* TASK STATEMENT
Copy out all lines carrying the word "keinen".

* DATA SUPPLIED
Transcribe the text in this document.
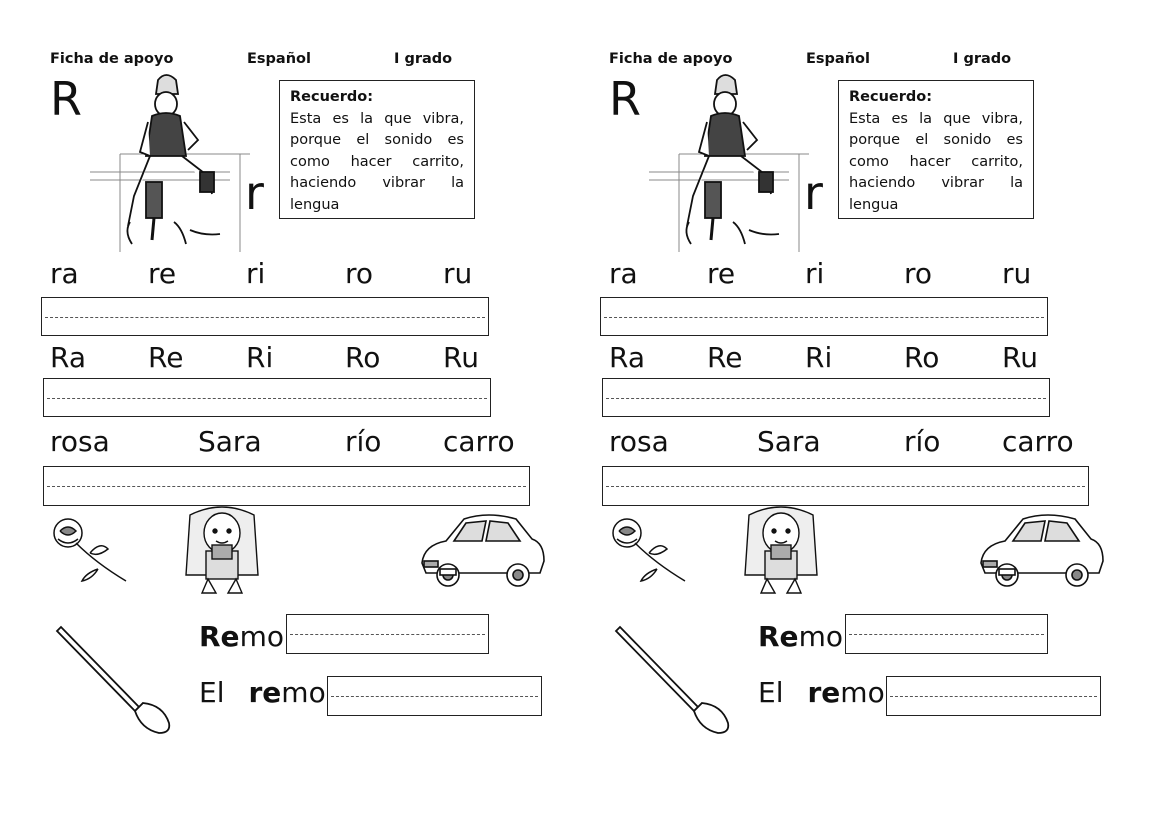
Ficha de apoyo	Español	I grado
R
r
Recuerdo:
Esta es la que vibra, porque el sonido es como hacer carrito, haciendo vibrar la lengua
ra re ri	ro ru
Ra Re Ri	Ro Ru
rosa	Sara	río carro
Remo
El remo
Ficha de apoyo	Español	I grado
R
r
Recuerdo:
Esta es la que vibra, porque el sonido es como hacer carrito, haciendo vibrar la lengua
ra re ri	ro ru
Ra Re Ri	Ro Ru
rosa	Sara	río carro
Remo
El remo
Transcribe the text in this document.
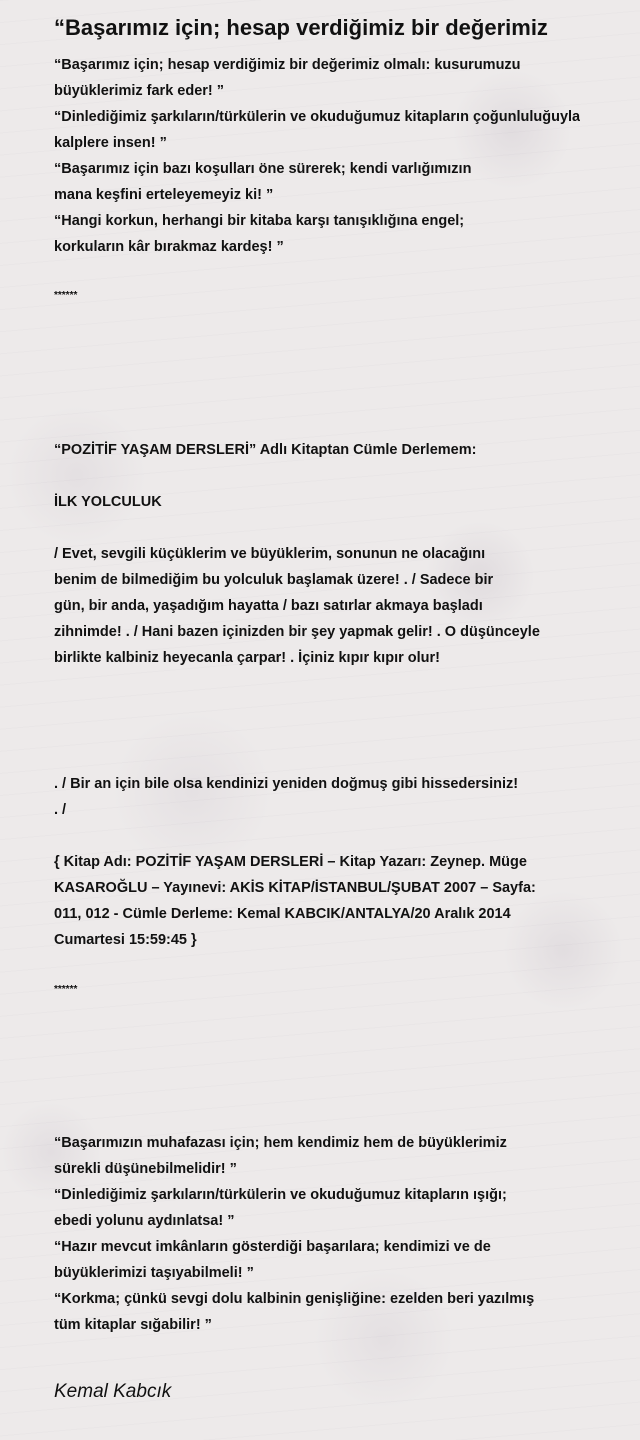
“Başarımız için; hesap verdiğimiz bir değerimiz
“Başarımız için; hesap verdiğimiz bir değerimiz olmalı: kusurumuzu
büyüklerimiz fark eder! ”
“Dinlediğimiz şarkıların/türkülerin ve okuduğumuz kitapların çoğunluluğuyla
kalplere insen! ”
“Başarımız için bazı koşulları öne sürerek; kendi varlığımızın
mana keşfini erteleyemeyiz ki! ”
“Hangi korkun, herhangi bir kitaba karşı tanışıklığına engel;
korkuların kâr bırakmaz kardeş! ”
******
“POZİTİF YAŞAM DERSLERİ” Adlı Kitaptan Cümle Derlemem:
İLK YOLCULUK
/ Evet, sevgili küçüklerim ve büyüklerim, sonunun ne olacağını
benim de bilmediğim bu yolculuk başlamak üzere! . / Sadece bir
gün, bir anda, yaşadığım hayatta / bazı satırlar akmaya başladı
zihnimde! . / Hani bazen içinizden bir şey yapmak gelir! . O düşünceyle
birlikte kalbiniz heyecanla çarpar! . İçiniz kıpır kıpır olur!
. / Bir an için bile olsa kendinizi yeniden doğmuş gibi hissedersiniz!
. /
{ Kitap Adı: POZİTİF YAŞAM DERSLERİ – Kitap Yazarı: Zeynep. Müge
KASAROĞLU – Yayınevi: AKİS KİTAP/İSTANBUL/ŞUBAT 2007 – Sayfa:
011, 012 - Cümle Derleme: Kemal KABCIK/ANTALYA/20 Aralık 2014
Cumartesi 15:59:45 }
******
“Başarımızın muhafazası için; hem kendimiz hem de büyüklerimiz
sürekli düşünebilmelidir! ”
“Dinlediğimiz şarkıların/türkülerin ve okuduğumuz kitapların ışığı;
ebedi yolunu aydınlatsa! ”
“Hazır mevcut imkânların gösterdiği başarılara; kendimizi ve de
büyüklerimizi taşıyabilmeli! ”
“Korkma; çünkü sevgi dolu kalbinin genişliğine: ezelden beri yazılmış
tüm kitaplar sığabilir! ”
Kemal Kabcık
--
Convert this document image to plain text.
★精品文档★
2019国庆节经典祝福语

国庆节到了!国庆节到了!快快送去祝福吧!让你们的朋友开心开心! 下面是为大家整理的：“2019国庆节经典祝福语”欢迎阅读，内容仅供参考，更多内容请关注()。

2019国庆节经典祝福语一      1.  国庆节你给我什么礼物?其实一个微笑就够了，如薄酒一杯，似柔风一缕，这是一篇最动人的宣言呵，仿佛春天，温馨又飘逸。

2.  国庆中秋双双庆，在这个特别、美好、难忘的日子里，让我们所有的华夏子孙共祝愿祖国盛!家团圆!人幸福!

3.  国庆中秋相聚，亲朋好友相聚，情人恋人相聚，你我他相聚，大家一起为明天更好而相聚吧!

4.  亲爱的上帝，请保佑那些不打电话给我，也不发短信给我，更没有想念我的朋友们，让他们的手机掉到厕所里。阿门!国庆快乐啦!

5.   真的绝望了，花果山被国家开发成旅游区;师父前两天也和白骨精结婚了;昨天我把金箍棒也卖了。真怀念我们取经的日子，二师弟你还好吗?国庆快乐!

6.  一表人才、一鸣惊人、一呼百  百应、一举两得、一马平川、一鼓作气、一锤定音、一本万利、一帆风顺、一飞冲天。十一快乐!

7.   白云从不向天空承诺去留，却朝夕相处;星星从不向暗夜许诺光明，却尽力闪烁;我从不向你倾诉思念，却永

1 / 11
--
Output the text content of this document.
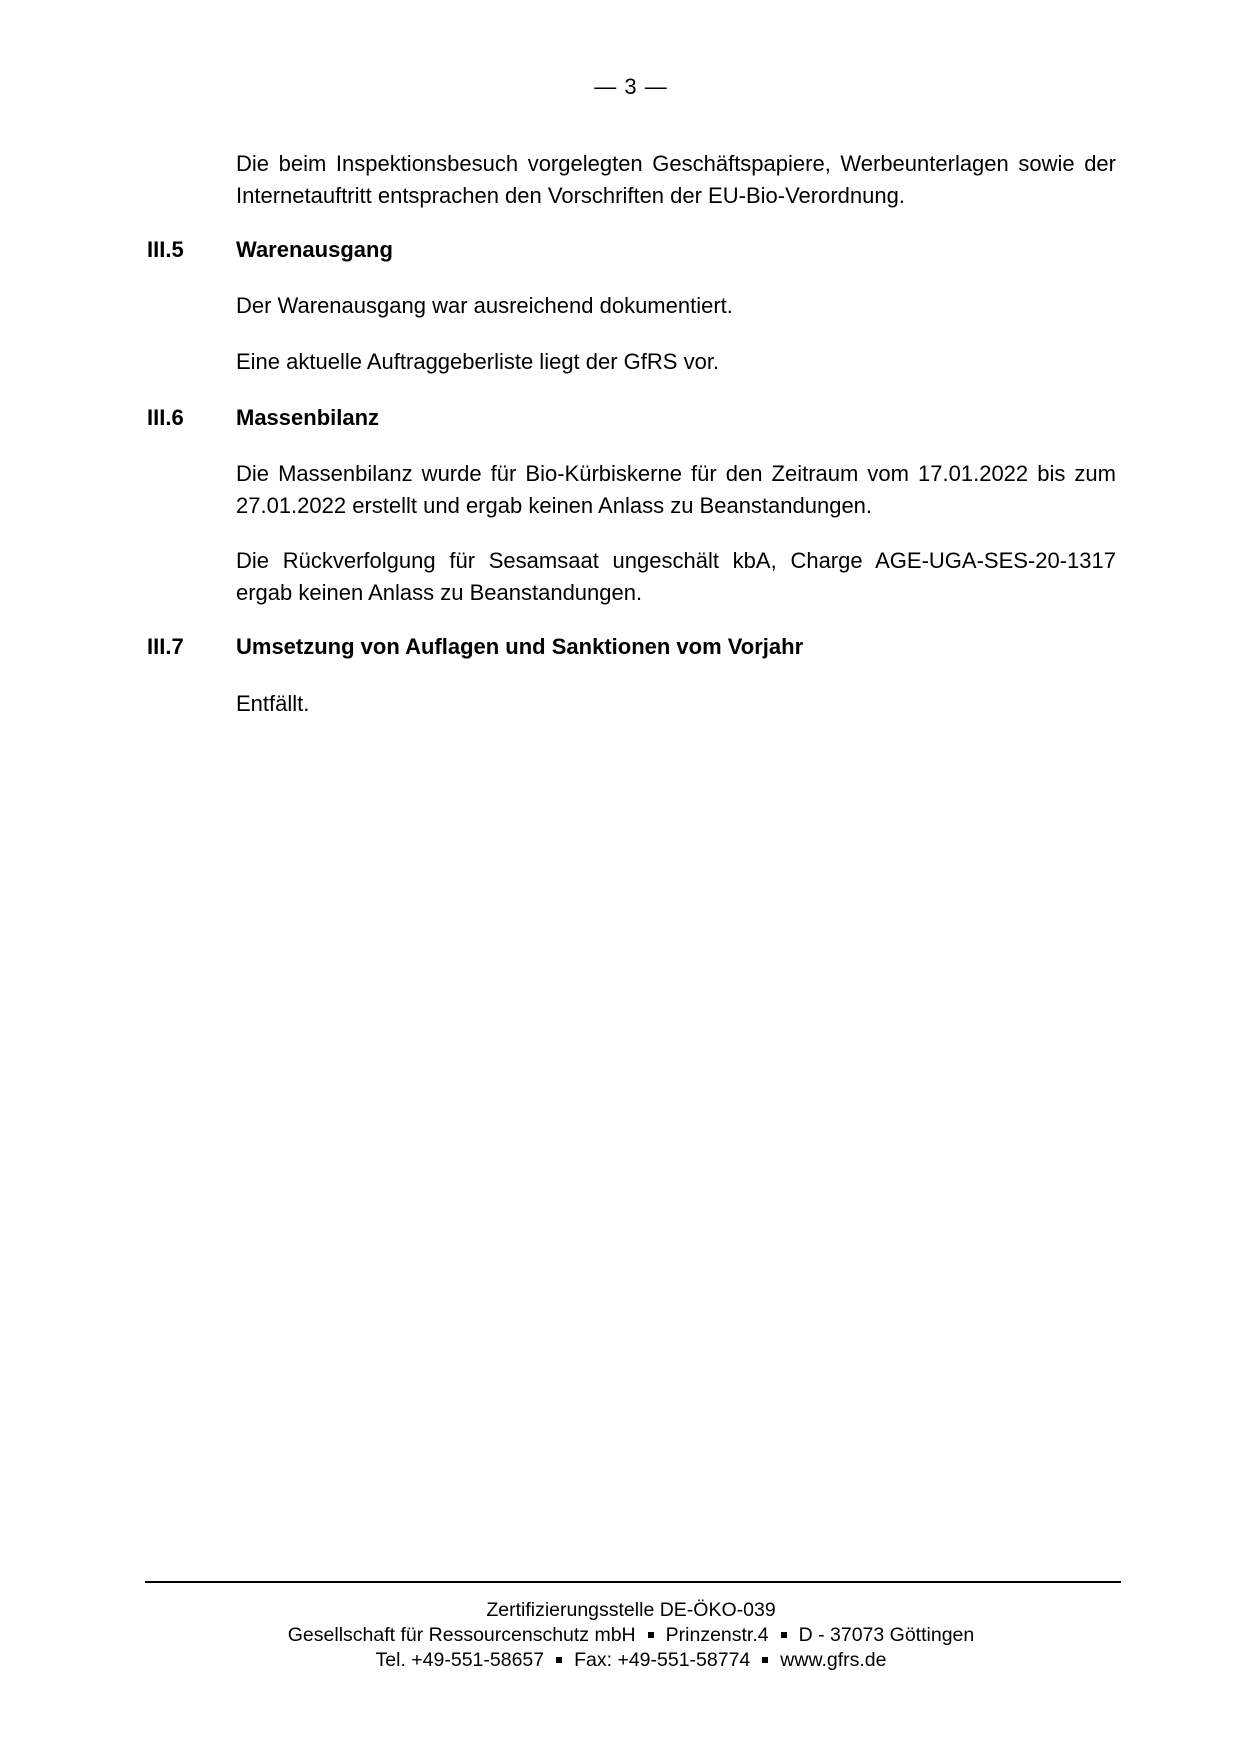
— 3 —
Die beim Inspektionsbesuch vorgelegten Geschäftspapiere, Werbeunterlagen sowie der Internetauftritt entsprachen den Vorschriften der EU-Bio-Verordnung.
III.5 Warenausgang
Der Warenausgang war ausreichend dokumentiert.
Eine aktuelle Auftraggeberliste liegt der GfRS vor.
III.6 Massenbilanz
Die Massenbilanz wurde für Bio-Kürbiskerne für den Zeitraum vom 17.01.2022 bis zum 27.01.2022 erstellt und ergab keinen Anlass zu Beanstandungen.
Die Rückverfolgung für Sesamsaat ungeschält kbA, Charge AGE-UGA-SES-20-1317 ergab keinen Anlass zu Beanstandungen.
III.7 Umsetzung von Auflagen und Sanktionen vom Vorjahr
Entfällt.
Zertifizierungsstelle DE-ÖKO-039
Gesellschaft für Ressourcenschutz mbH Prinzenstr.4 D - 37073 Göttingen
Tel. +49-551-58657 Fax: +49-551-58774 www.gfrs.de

* ANSWER TO THIS EXERCISE
Die Massenbilanz wurde für Bio-Kürbiskerne für den Zeitraum vom 17.01.2022 bis zum 27.01.2022 erstellt und ergab keinen Anlass zu Beanstandungen.
Die Rückverfolgung für Sesamsaat ungeschält kbA, Charge AGE-UGA-SES-20-1317 ergab keinen Anlass zu Beanstandungen.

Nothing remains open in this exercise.